» Required work
Skip the pictures and extract all of the lines exactly as written.

» Input records
☆ ☆ ☆

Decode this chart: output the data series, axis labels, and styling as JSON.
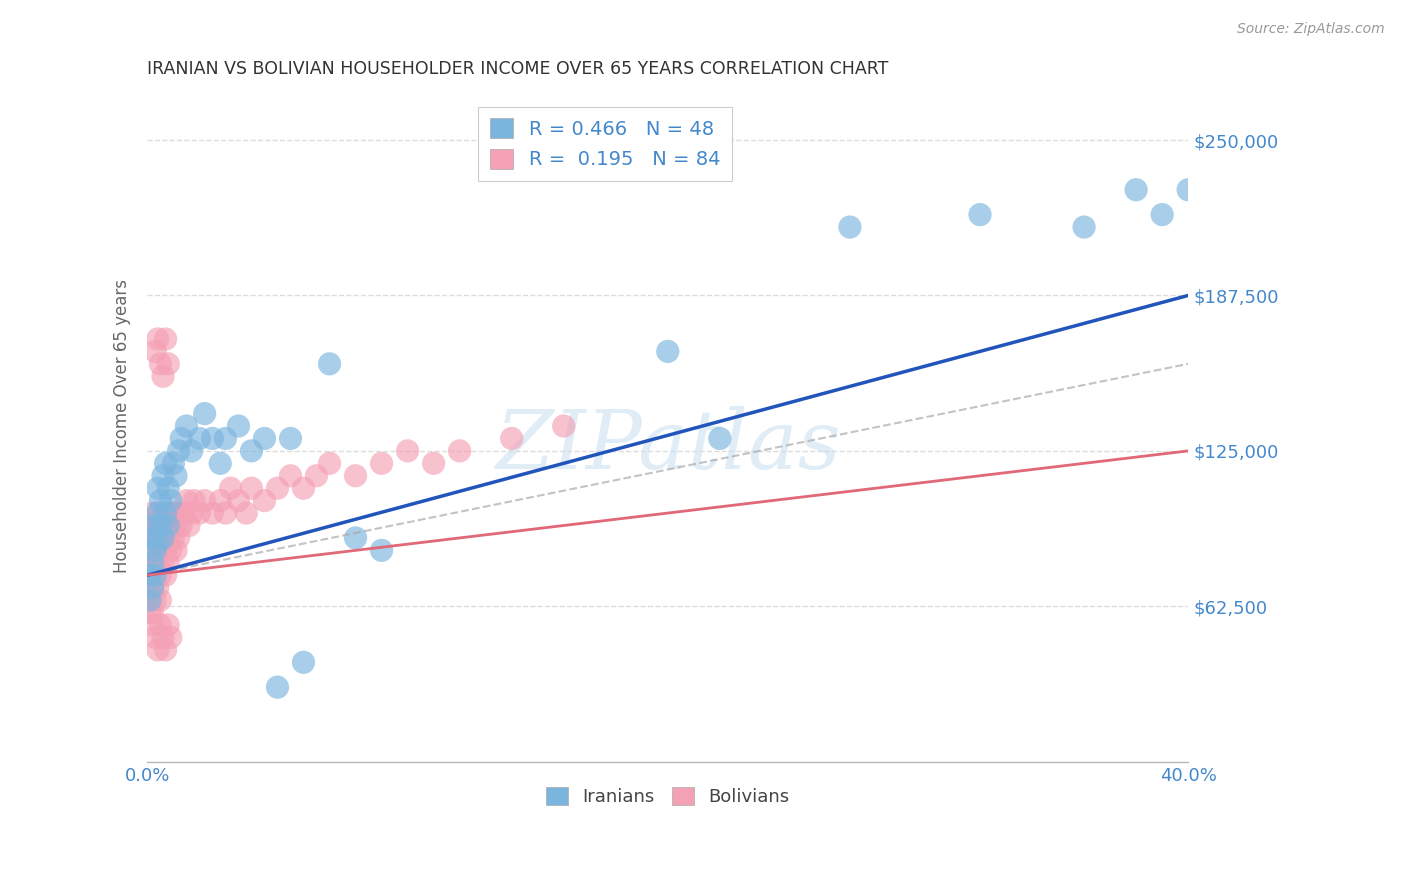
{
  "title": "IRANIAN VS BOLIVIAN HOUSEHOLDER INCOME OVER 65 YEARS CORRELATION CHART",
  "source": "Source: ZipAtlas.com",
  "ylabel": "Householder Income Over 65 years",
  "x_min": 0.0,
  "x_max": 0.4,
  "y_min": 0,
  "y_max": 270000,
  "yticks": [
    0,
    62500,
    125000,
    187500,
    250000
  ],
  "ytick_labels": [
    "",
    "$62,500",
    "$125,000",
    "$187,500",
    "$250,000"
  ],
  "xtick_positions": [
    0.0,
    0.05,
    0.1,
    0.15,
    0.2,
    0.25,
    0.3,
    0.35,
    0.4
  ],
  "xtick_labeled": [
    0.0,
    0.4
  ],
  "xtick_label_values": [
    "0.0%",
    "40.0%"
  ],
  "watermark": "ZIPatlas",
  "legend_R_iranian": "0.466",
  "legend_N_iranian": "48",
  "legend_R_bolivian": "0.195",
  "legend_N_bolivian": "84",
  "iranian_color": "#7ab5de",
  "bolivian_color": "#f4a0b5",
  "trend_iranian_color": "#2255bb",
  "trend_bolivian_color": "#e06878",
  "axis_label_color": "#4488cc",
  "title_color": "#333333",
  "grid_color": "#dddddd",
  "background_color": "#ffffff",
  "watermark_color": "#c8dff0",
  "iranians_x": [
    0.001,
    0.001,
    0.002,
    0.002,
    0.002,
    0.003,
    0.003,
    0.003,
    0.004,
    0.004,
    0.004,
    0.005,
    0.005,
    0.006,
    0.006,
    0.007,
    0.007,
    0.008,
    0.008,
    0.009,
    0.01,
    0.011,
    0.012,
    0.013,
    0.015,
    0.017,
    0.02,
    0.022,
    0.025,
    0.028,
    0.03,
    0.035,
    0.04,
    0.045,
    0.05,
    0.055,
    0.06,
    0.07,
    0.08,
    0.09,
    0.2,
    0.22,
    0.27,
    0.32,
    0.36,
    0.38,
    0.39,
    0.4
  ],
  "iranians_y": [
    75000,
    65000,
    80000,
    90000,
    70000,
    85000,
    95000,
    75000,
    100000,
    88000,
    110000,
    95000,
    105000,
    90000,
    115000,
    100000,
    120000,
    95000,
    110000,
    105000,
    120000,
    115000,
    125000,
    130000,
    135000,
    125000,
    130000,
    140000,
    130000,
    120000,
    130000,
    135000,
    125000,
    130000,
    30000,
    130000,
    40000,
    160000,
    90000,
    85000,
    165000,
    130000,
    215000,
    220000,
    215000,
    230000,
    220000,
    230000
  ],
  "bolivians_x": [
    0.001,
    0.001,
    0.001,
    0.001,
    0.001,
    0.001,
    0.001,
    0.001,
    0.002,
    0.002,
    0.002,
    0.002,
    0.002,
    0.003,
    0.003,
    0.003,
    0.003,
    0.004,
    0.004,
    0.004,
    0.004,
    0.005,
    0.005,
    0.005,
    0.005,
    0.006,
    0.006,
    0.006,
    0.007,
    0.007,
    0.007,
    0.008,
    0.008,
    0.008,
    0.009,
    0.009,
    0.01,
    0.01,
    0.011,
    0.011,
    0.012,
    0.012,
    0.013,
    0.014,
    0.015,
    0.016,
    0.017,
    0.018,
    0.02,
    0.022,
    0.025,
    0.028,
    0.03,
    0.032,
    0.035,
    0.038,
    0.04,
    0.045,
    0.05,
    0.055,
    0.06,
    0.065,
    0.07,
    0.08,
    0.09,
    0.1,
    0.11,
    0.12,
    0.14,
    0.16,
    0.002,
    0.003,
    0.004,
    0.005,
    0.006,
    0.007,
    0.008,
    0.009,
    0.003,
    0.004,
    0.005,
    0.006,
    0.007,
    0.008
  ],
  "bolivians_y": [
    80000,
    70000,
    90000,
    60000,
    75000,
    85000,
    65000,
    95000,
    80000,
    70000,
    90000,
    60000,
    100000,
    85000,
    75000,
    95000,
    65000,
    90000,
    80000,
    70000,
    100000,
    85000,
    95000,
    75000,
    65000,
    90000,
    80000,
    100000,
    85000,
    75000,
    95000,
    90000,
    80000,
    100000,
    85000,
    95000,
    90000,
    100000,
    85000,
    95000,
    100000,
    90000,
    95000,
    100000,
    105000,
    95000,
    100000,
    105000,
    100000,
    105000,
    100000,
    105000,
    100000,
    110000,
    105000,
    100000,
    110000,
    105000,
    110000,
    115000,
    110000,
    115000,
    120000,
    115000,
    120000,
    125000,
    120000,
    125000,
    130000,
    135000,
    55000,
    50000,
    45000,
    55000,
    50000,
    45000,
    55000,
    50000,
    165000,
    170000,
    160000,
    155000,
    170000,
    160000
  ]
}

☆ ☆ ☆

» Result
Decode this chart: output the data series, axis labels, and styling as JSON.
{
  "title": "IRANIAN VS BOLIVIAN HOUSEHOLDER INCOME OVER 65 YEARS CORRELATION CHART",
  "source": "Source: ZipAtlas.com",
  "ylabel": "Householder Income Over 65 years",
  "x_min": 0.0,
  "x_max": 0.4,
  "y_min": 0,
  "y_max": 270000,
  "yticks": [
    0,
    62500,
    125000,
    187500,
    250000
  ],
  "ytick_labels": [
    "",
    "$62,500",
    "$125,000",
    "$187,500",
    "$250,000"
  ],
  "xtick_positions": [
    0.0,
    0.05,
    0.1,
    0.15,
    0.2,
    0.25,
    0.3,
    0.35,
    0.4
  ],
  "xtick_labeled": [
    0.0,
    0.4
  ],
  "xtick_label_values": [
    "0.0%",
    "40.0%"
  ],
  "watermark": "ZIPatlas",
  "legend_R_iranian": "0.466",
  "legend_N_iranian": "48",
  "legend_R_bolivian": "0.195",
  "legend_N_bolivian": "84",
  "iranian_color": "#7ab5de",
  "bolivian_color": "#f4a0b5",
  "trend_iranian_color": "#2255bb",
  "trend_bolivian_color": "#e06878",
  "axis_label_color": "#4488cc",
  "title_color": "#333333",
  "grid_color": "#dddddd",
  "background_color": "#ffffff",
  "watermark_color": "#c8dff0",
  "iranians_x": [
    0.001,
    0.001,
    0.002,
    0.002,
    0.002,
    0.003,
    0.003,
    0.003,
    0.004,
    0.004,
    0.004,
    0.005,
    0.005,
    0.006,
    0.006,
    0.007,
    0.007,
    0.008,
    0.008,
    0.009,
    0.01,
    0.011,
    0.012,
    0.013,
    0.015,
    0.017,
    0.02,
    0.022,
    0.025,
    0.028,
    0.03,
    0.035,
    0.04,
    0.045,
    0.05,
    0.055,
    0.06,
    0.07,
    0.08,
    0.09,
    0.2,
    0.22,
    0.27,
    0.32,
    0.36,
    0.38,
    0.39,
    0.4
  ],
  "iranians_y": [
    75000,
    65000,
    80000,
    90000,
    70000,
    85000,
    95000,
    75000,
    100000,
    88000,
    110000,
    95000,
    105000,
    90000,
    115000,
    100000,
    120000,
    95000,
    110000,
    105000,
    120000,
    115000,
    125000,
    130000,
    135000,
    125000,
    130000,
    140000,
    130000,
    120000,
    130000,
    135000,
    125000,
    130000,
    30000,
    130000,
    40000,
    160000,
    90000,
    85000,
    165000,
    130000,
    215000,
    220000,
    215000,
    230000,
    220000,
    230000
  ],
  "bolivians_x": [
    0.001,
    0.001,
    0.001,
    0.001,
    0.001,
    0.001,
    0.001,
    0.001,
    0.002,
    0.002,
    0.002,
    0.002,
    0.002,
    0.003,
    0.003,
    0.003,
    0.003,
    0.004,
    0.004,
    0.004,
    0.004,
    0.005,
    0.005,
    0.005,
    0.005,
    0.006,
    0.006,
    0.006,
    0.007,
    0.007,
    0.007,
    0.008,
    0.008,
    0.008,
    0.009,
    0.009,
    0.01,
    0.01,
    0.011,
    0.011,
    0.012,
    0.012,
    0.013,
    0.014,
    0.015,
    0.016,
    0.017,
    0.018,
    0.02,
    0.022,
    0.025,
    0.028,
    0.03,
    0.032,
    0.035,
    0.038,
    0.04,
    0.045,
    0.05,
    0.055,
    0.06,
    0.065,
    0.07,
    0.08,
    0.09,
    0.1,
    0.11,
    0.12,
    0.14,
    0.16,
    0.002,
    0.003,
    0.004,
    0.005,
    0.006,
    0.007,
    0.008,
    0.009,
    0.003,
    0.004,
    0.005,
    0.006,
    0.007,
    0.008
  ],
  "bolivians_y": [
    80000,
    70000,
    90000,
    60000,
    75000,
    85000,
    65000,
    95000,
    80000,
    70000,
    90000,
    60000,
    100000,
    85000,
    75000,
    95000,
    65000,
    90000,
    80000,
    70000,
    100000,
    85000,
    95000,
    75000,
    65000,
    90000,
    80000,
    100000,
    85000,
    75000,
    95000,
    90000,
    80000,
    100000,
    85000,
    95000,
    90000,
    100000,
    85000,
    95000,
    100000,
    90000,
    95000,
    100000,
    105000,
    95000,
    100000,
    105000,
    100000,
    105000,
    100000,
    105000,
    100000,
    110000,
    105000,
    100000,
    110000,
    105000,
    110000,
    115000,
    110000,
    115000,
    120000,
    115000,
    120000,
    125000,
    120000,
    125000,
    130000,
    135000,
    55000,
    50000,
    45000,
    55000,
    50000,
    45000,
    55000,
    50000,
    165000,
    170000,
    160000,
    155000,
    170000,
    160000
  ]
}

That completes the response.